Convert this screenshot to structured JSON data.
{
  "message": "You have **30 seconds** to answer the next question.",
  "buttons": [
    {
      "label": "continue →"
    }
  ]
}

Problem description: The records above are to be copied in full, exactly as written.

Written reply:
Convert this screenshot to structured JSON data.
{
  "message": "You have **30 seconds** to answer the next question.",
  "buttons": [
    {
      "label": "continue →"
    }
  ]
}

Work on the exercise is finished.